▶ **What to work on**:
Omit the pictures, then write out every entry exactly as it reads.

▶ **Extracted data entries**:
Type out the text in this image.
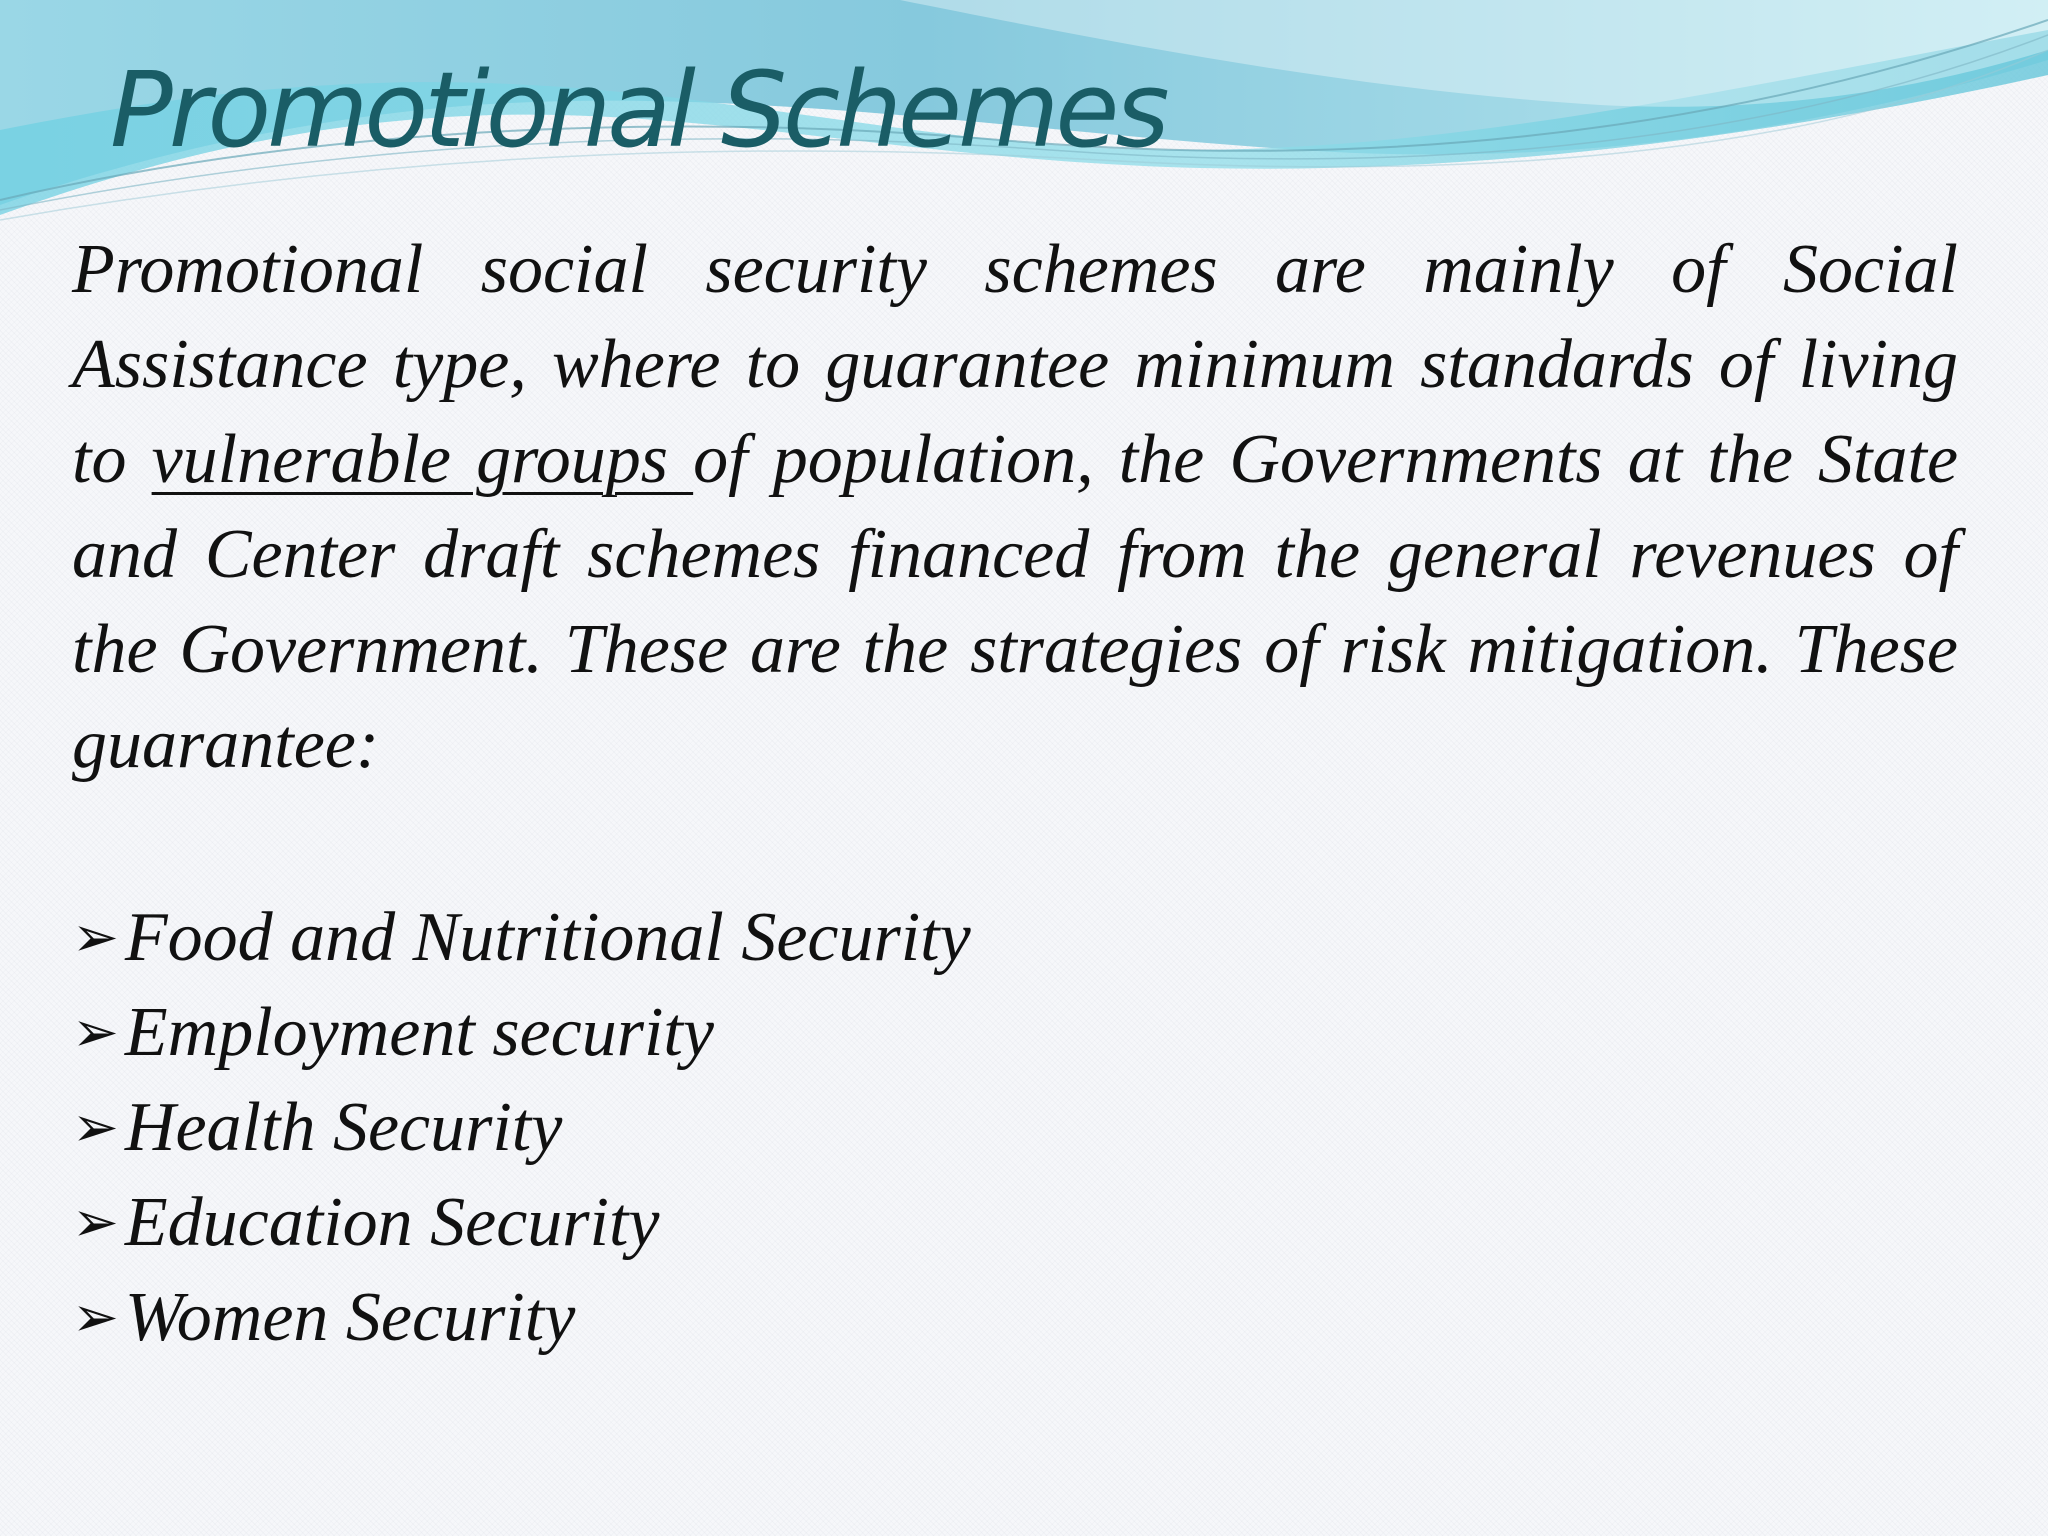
Promotional Schemes

Promotional social security schemes are mainly of Social Assistance type, where to guarantee minimum standards of living to vulnerable groups of population, the Governments at the State and Center draft schemes financed from the general revenues of the Government. These are the strategies of risk mitigation. These guarantee:

➢Food and Nutritional Security
➢Employment security
➢Health Security
➢Education Security
➢Women Security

▶ **Reply to the task**:
Type out the text in this image.
Promotional Schemes

Promotional social security schemes are mainly of Social Assistance type, where to guarantee minimum standards of living to vulnerable groups of population, the Governments at the State and Center draft schemes financed from the general revenues of the Government. These are the strategies of risk mitigation. These guarantee:

➢Food and Nutritional Security
➢Employment security
➢Health Security
➢Education Security
➢Women Security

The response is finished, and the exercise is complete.